_WORK TO BE COMPLETED_:
Every entry that follows needs to be repeated exactly.

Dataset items
-- Start --

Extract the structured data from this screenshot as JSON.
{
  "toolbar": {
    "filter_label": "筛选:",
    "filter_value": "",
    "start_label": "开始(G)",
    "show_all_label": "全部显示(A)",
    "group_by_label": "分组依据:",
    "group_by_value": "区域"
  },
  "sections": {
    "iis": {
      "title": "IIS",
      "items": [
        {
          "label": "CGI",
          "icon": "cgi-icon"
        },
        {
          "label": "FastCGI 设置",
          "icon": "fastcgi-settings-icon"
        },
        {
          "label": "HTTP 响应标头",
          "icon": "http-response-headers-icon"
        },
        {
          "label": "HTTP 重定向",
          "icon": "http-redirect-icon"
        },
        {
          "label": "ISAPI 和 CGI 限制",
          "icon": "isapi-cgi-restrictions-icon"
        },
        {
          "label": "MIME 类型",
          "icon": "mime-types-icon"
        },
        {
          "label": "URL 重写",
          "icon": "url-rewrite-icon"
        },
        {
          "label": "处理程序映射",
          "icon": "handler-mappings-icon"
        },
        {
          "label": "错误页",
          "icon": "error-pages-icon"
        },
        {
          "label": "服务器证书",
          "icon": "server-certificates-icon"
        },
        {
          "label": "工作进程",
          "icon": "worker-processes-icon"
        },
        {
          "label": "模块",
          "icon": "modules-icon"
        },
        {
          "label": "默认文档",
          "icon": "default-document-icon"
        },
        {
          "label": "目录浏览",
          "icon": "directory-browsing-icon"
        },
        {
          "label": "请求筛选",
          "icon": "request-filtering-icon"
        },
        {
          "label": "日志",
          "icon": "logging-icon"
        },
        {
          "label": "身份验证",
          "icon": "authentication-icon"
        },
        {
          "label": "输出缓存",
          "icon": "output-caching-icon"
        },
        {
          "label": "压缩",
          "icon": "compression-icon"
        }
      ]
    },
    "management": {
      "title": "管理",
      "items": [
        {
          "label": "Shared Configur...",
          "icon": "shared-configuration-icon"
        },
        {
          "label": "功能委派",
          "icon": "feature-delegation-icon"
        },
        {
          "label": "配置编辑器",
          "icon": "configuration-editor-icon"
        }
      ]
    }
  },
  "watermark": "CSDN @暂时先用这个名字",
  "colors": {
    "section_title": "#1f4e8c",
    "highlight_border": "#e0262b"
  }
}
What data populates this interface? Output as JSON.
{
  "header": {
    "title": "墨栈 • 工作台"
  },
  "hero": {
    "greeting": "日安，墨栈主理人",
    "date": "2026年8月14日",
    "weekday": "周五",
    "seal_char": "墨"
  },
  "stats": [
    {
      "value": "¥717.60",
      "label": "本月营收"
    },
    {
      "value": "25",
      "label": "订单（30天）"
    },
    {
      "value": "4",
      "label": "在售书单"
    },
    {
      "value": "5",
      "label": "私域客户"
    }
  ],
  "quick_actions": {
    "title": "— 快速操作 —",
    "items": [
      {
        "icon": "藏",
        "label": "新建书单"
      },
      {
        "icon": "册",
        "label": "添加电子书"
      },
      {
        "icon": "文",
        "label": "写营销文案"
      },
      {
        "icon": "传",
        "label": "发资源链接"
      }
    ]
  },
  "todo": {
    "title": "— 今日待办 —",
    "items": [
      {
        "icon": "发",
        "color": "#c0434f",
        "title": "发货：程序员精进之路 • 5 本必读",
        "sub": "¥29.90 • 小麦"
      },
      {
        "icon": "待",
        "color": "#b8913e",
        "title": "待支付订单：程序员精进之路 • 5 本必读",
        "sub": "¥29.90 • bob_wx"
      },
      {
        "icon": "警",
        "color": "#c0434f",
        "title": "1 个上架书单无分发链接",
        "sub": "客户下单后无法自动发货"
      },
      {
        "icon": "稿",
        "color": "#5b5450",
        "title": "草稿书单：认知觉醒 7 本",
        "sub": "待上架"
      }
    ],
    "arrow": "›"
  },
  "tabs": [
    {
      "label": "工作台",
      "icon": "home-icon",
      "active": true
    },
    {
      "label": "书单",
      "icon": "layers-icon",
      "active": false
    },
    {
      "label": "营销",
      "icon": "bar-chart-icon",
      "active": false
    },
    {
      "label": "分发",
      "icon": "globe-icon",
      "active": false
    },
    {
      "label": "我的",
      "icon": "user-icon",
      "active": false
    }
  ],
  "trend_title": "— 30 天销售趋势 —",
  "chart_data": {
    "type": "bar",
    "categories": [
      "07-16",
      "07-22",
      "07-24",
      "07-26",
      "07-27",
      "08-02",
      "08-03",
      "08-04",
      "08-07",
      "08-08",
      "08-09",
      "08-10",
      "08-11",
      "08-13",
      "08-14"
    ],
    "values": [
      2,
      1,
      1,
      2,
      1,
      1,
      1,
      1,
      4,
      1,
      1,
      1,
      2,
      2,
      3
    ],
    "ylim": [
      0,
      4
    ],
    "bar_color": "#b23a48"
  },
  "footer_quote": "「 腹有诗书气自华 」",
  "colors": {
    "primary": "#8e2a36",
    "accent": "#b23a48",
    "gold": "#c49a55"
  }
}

-- End --

_EXERCISE ANSWER_:
Extract the structured data from this screenshot as JSON.
{
  "toolbar": {
    "filter_label": "筛选:",
    "filter_value": "",
    "start_label": "开始(G)",
    "show_all_label": "全部显示(A)",
    "group_by_label": "分组依据:",
    "group_by_value": "区域"
  },
  "sections": {
    "iis": {
      "title": "IIS",
      "items": [
        {
          "label": "CGI",
          "icon": "cgi-icon"
        },
        {
          "label": "FastCGI 设置",
          "icon": "fastcgi-settings-icon"
        },
        {
          "label": "HTTP 响应标头",
          "icon": "http-response-headers-icon"
        },
        {
          "label": "HTTP 重定向",
          "icon": "http-redirect-icon"
        },
        {
          "label": "ISAPI 和 CGI 限制",
          "icon": "isapi-cgi-restrictions-icon"
        },
        {
          "label": "MIME 类型",
          "icon": "mime-types-icon"
        },
        {
          "label": "URL 重写",
          "icon": "url-rewrite-icon"
        },
        {
          "label": "处理程序映射",
          "icon": "handler-mappings-icon"
        },
        {
          "label": "错误页",
          "icon": "error-pages-icon"
        },
        {
          "label": "服务器证书",
          "icon": "server-certificates-icon"
        },
        {
          "label": "工作进程",
          "icon": "worker-processes-icon"
        },
        {
          "label": "模块",
          "icon": "modules-icon"
        },
        {
          "label": "默认文档",
          "icon": "default-document-icon"
        },
        {
          "label": "目录浏览",
          "icon": "directory-browsing-icon"
        },
        {
          "label": "请求筛选",
          "icon": "request-filtering-icon"
        },
        {
          "label": "日志",
          "icon": "logging-icon"
        },
        {
          "label": "身份验证",
          "icon": "authentication-icon"
        },
        {
          "label": "输出缓存",
          "icon": "output-caching-icon"
        },
        {
          "label": "压缩",
          "icon": "compression-icon"
        }
      ]
    },
    "management": {
      "title": "管理",
      "items": [
        {
          "label": "Shared Configur...",
          "icon": "shared-configuration-icon"
        },
        {
          "label": "功能委派",
          "icon": "feature-delegation-icon"
        },
        {
          "label": "配置编辑器",
          "icon": "configuration-editor-icon"
        }
      ]
    }
  },
  "watermark": "CSDN @暂时先用这个名字",
  "colors": {
    "section_title": "#1f4e8c",
    "highlight_border": "#e0262b"
  }
}
What data populates this interface? Output as JSON.
{
  "header": {
    "title": "墨栈 • 工作台"
  },
  "hero": {
    "greeting": "日安，墨栈主理人",
    "date": "2026年8月14日",
    "weekday": "周五",
    "seal_char": "墨"
  },
  "stats": [
    {
      "value": "¥717.60",
      "label": "本月营收"
    },
    {
      "value": "25",
      "label": "订单（30天）"
    },
    {
      "value": "4",
      "label": "在售书单"
    },
    {
      "value": "5",
      "label": "私域客户"
    }
  ],
  "quick_actions": {
    "title": "— 快速操作 —",
    "items": [
      {
        "icon": "藏",
        "label": "新建书单"
      },
      {
        "icon": "册",
        "label": "添加电子书"
      },
      {
        "icon": "文",
        "label": "写营销文案"
      },
      {
        "icon": "传",
        "label": "发资源链接"
      }
    ]
  },
  "todo": {
    "title": "— 今日待办 —",
    "items": [
      {
        "icon": "发",
        "color": "#c0434f",
        "title": "发货：程序员精进之路 • 5 本必读",
        "sub": "¥29.90 • 小麦"
      },
      {
        "icon": "待",
        "color": "#b8913e",
        "title": "待支付订单：程序员精进之路 • 5 本必读",
        "sub": "¥29.90 • bob_wx"
      },
      {
        "icon": "警",
        "color": "#c0434f",
        "title": "1 个上架书单无分发链接",
        "sub": "客户下单后无法自动发货"
      },
      {
        "icon": "稿",
        "color": "#5b5450",
        "title": "草稿书单：认知觉醒 7 本",
        "sub": "待上架"
      }
    ],
    "arrow": "›"
  },
  "tabs": [
    {
      "label": "工作台",
      "icon": "home-icon",
      "active": true
    },
    {
      "label": "书单",
      "icon": "layers-icon",
      "active": false
    },
    {
      "label": "营销",
      "icon": "bar-chart-icon",
      "active": false
    },
    {
      "label": "分发",
      "icon": "globe-icon",
      "active": false
    },
    {
      "label": "我的",
      "icon": "user-icon",
      "active": false
    }
  ],
  "trend_title": "— 30 天销售趋势 —",
  "chart_data": {
    "type": "bar",
    "categories": [
      "07-16",
      "07-22",
      "07-24",
      "07-26",
      "07-27",
      "08-02",
      "08-03",
      "08-04",
      "08-07",
      "08-08",
      "08-09",
      "08-10",
      "08-11",
      "08-13",
      "08-14"
    ],
    "values": [
      2,
      1,
      1,
      2,
      1,
      1,
      1,
      1,
      4,
      1,
      1,
      1,
      2,
      2,
      3
    ],
    "ylim": [
      0,
      4
    ],
    "bar_color": "#b23a48"
  },
  "footer_quote": "「 腹有诗书气自华 」",
  "colors": {
    "primary": "#8e2a36",
    "accent": "#b23a48",
    "gold": "#c49a55"
  }
}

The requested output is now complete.